Problem details: The entries below contain pictures. Retype everything except those pictures, exactly as given.

Task input:
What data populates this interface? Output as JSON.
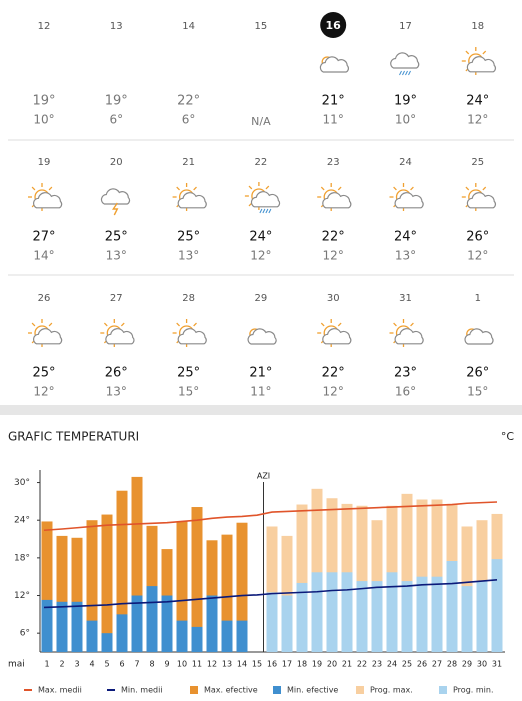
{
  "calendar": {
    "rows": [
      [
        {
          "day": "12",
          "temps": [
            "19°",
            "10°"
          ]
        },
        {
          "day": "13",
          "temps": [
            "19°",
            "6°"
          ]
        },
        {
          "day": "14",
          "temps": [
            "22°",
            "6°"
          ]
        },
        {
          "day": "15",
          "temps": [
            "N/A"
          ]
        },
        {
          "day": "16",
          "temps": [
            "21°",
            "11°"
          ],
          "selected": true
        },
        {
          "day": "17",
          "temps": [
            "19°",
            "10°"
          ]
        },
        {
          "day": "18",
          "temps": [
            "24°",
            "12°"
          ]
        }
      ],
      [
        {
          "day": "19",
          "temps": [
            "27°",
            "14°"
          ]
        },
        {
          "day": "20",
          "temps": [
            "25°",
            "13°"
          ]
        },
        {
          "day": "21",
          "temps": [
            "25°",
            "13°"
          ]
        },
        {
          "day": "22",
          "temps": [
            "24°",
            "12°"
          ]
        },
        {
          "day": "23",
          "temps": [
            "22°",
            "12°"
          ]
        },
        {
          "day": "24",
          "temps": [
            "24°",
            "13°"
          ]
        },
        {
          "day": "25",
          "temps": [
            "26°",
            "12°"
          ]
        }
      ],
      [
        {
          "day": "26",
          "temps": [
            "25°",
            "12°"
          ]
        },
        {
          "day": "27",
          "temps": [
            "26°",
            "13°"
          ]
        },
        {
          "day": "28",
          "temps": [
            "25°",
            "15°"
          ]
        },
        {
          "day": "29",
          "temps": [
            "21°",
            "11°"
          ]
        },
        {
          "day": "30",
          "temps": [
            "22°",
            "12°"
          ]
        },
        {
          "day": "31",
          "temps": [
            "23°",
            "16°"
          ]
        },
        {
          "day": "1",
          "temps": [
            "26°",
            "15°"
          ]
        }
      ]
    ]
  },
  "chart_data": {
    "type": "bar",
    "title": "GRAFIC TEMPERATURI",
    "unit": "°C",
    "xlabel": "mai",
    "annotation": {
      "text": "AZI",
      "category": "16"
    },
    "categories": [
      "1",
      "2",
      "3",
      "4",
      "5",
      "6",
      "7",
      "8",
      "9",
      "10",
      "11",
      "12",
      "13",
      "14",
      "15",
      "16",
      "17",
      "18",
      "19",
      "20",
      "21",
      "22",
      "23",
      "24",
      "25",
      "26",
      "27",
      "28",
      "29",
      "30",
      "31"
    ],
    "ylim": [
      3,
      32
    ],
    "yticks": [
      {
        "value": 6,
        "label": "6°"
      },
      {
        "value": 12,
        "label": "12°"
      },
      {
        "value": 18,
        "label": "18°"
      },
      {
        "value": 24,
        "label": "24°"
      },
      {
        "value": 30,
        "label": "30°"
      }
    ],
    "series": [
      {
        "name": "Max. medii",
        "kind": "line",
        "color": "#e0542a",
        "values": [
          22.4,
          22.6,
          22.8,
          23,
          23.2,
          23.3,
          23.4,
          23.5,
          23.6,
          23.8,
          24,
          24.3,
          24.5,
          24.6,
          24.8,
          25.3,
          25.4,
          25.5,
          25.6,
          25.7,
          25.8,
          25.9,
          26,
          26.1,
          26.2,
          26.3,
          26.4,
          26.5,
          26.7,
          26.8,
          26.9
        ]
      },
      {
        "name": "Min. medii",
        "kind": "line",
        "color": "#0b1a7a",
        "values": [
          10.1,
          10.2,
          10.3,
          10.4,
          10.5,
          10.7,
          10.8,
          10.9,
          11,
          11.2,
          11.4,
          11.6,
          11.8,
          12,
          12.1,
          12.3,
          12.4,
          12.5,
          12.6,
          12.8,
          12.9,
          13.1,
          13.3,
          13.4,
          13.5,
          13.7,
          13.8,
          13.9,
          14.1,
          14.3,
          14.5
        ]
      },
      {
        "name": "Max. efective",
        "kind": "bar",
        "color": "#e8922f",
        "values": [
          23.8,
          21.5,
          21.2,
          24,
          24.9,
          28.7,
          30.9,
          23.1,
          19.4,
          23.8,
          26.1,
          20.8,
          21.7,
          23.6,
          null,
          null,
          null,
          null,
          null,
          null,
          null,
          null,
          null,
          null,
          null,
          null,
          null,
          null,
          null,
          null,
          null
        ]
      },
      {
        "name": "Min. efective",
        "kind": "bar",
        "color": "#3f8fcf",
        "values": [
          11.3,
          11,
          11,
          8,
          6,
          9,
          12,
          13.5,
          12,
          8,
          7,
          12,
          8,
          8,
          null,
          null,
          null,
          null,
          null,
          null,
          null,
          null,
          null,
          null,
          null,
          null,
          null,
          null,
          null,
          null,
          null
        ]
      },
      {
        "name": "Prog. max.",
        "kind": "bar",
        "color": "#f8cfa0",
        "values": [
          null,
          null,
          null,
          null,
          null,
          null,
          null,
          null,
          null,
          null,
          null,
          null,
          null,
          null,
          null,
          23,
          21.5,
          26.5,
          29,
          27.5,
          26.6,
          26.3,
          24,
          26.3,
          28.2,
          27.3,
          27.3,
          26.6,
          23,
          24,
          25
        ]
      },
      {
        "name": "Prog. min.",
        "kind": "bar",
        "color": "#a9d3ee",
        "values": [
          null,
          null,
          null,
          null,
          null,
          null,
          null,
          null,
          null,
          null,
          null,
          null,
          null,
          null,
          null,
          12.5,
          12,
          14,
          15.7,
          15.7,
          15.7,
          14.3,
          14.3,
          15.7,
          14.3,
          15,
          15,
          17.5,
          13.5,
          14.3,
          17.8
        ]
      }
    ]
  }
}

Task result:
What data populates this interface? Output as JSON.
{
  "calendar": {
    "rows": [
      [
        {
          "day": "12",
          "temps": [
            "19°",
            "10°"
          ]
        },
        {
          "day": "13",
          "temps": [
            "19°",
            "6°"
          ]
        },
        {
          "day": "14",
          "temps": [
            "22°",
            "6°"
          ]
        },
        {
          "day": "15",
          "temps": [
            "N/A"
          ]
        },
        {
          "day": "16",
          "temps": [
            "21°",
            "11°"
          ],
          "selected": true
        },
        {
          "day": "17",
          "temps": [
            "19°",
            "10°"
          ]
        },
        {
          "day": "18",
          "temps": [
            "24°",
            "12°"
          ]
        }
      ],
      [
        {
          "day": "19",
          "temps": [
            "27°",
            "14°"
          ]
        },
        {
          "day": "20",
          "temps": [
            "25°",
            "13°"
          ]
        },
        {
          "day": "21",
          "temps": [
            "25°",
            "13°"
          ]
        },
        {
          "day": "22",
          "temps": [
            "24°",
            "12°"
          ]
        },
        {
          "day": "23",
          "temps": [
            "22°",
            "12°"
          ]
        },
        {
          "day": "24",
          "temps": [
            "24°",
            "13°"
          ]
        },
        {
          "day": "25",
          "temps": [
            "26°",
            "12°"
          ]
        }
      ],
      [
        {
          "day": "26",
          "temps": [
            "25°",
            "12°"
          ]
        },
        {
          "day": "27",
          "temps": [
            "26°",
            "13°"
          ]
        },
        {
          "day": "28",
          "temps": [
            "25°",
            "15°"
          ]
        },
        {
          "day": "29",
          "temps": [
            "21°",
            "11°"
          ]
        },
        {
          "day": "30",
          "temps": [
            "22°",
            "12°"
          ]
        },
        {
          "day": "31",
          "temps": [
            "23°",
            "16°"
          ]
        },
        {
          "day": "1",
          "temps": [
            "26°",
            "15°"
          ]
        }
      ]
    ]
  },
  "chart_data": {
    "type": "bar",
    "title": "GRAFIC TEMPERATURI",
    "unit": "°C",
    "xlabel": "mai",
    "annotation": {
      "text": "AZI",
      "category": "16"
    },
    "categories": [
      "1",
      "2",
      "3",
      "4",
      "5",
      "6",
      "7",
      "8",
      "9",
      "10",
      "11",
      "12",
      "13",
      "14",
      "15",
      "16",
      "17",
      "18",
      "19",
      "20",
      "21",
      "22",
      "23",
      "24",
      "25",
      "26",
      "27",
      "28",
      "29",
      "30",
      "31"
    ],
    "ylim": [
      3,
      32
    ],
    "yticks": [
      {
        "value": 6,
        "label": "6°"
      },
      {
        "value": 12,
        "label": "12°"
      },
      {
        "value": 18,
        "label": "18°"
      },
      {
        "value": 24,
        "label": "24°"
      },
      {
        "value": 30,
        "label": "30°"
      }
    ],
    "series": [
      {
        "name": "Max. medii",
        "kind": "line",
        "color": "#e0542a",
        "values": [
          22.4,
          22.6,
          22.8,
          23,
          23.2,
          23.3,
          23.4,
          23.5,
          23.6,
          23.8,
          24,
          24.3,
          24.5,
          24.6,
          24.8,
          25.3,
          25.4,
          25.5,
          25.6,
          25.7,
          25.8,
          25.9,
          26,
          26.1,
          26.2,
          26.3,
          26.4,
          26.5,
          26.7,
          26.8,
          26.9
        ]
      },
      {
        "name": "Min. medii",
        "kind": "line",
        "color": "#0b1a7a",
        "values": [
          10.1,
          10.2,
          10.3,
          10.4,
          10.5,
          10.7,
          10.8,
          10.9,
          11,
          11.2,
          11.4,
          11.6,
          11.8,
          12,
          12.1,
          12.3,
          12.4,
          12.5,
          12.6,
          12.8,
          12.9,
          13.1,
          13.3,
          13.4,
          13.5,
          13.7,
          13.8,
          13.9,
          14.1,
          14.3,
          14.5
        ]
      },
      {
        "name": "Max. efective",
        "kind": "bar",
        "color": "#e8922f",
        "values": [
          23.8,
          21.5,
          21.2,
          24,
          24.9,
          28.7,
          30.9,
          23.1,
          19.4,
          23.8,
          26.1,
          20.8,
          21.7,
          23.6,
          null,
          null,
          null,
          null,
          null,
          null,
          null,
          null,
          null,
          null,
          null,
          null,
          null,
          null,
          null,
          null,
          null
        ]
      },
      {
        "name": "Min. efective",
        "kind": "bar",
        "color": "#3f8fcf",
        "values": [
          11.3,
          11,
          11,
          8,
          6,
          9,
          12,
          13.5,
          12,
          8,
          7,
          12,
          8,
          8,
          null,
          null,
          null,
          null,
          null,
          null,
          null,
          null,
          null,
          null,
          null,
          null,
          null,
          null,
          null,
          null,
          null
        ]
      },
      {
        "name": "Prog. max.",
        "kind": "bar",
        "color": "#f8cfa0",
        "values": [
          null,
          null,
          null,
          null,
          null,
          null,
          null,
          null,
          null,
          null,
          null,
          null,
          null,
          null,
          null,
          23,
          21.5,
          26.5,
          29,
          27.5,
          26.6,
          26.3,
          24,
          26.3,
          28.2,
          27.3,
          27.3,
          26.6,
          23,
          24,
          25
        ]
      },
      {
        "name": "Prog. min.",
        "kind": "bar",
        "color": "#a9d3ee",
        "values": [
          null,
          null,
          null,
          null,
          null,
          null,
          null,
          null,
          null,
          null,
          null,
          null,
          null,
          null,
          null,
          12.5,
          12,
          14,
          15.7,
          15.7,
          15.7,
          14.3,
          14.3,
          15.7,
          14.3,
          15,
          15,
          17.5,
          13.5,
          14.3,
          17.8
        ]
      }
    ]
  }
}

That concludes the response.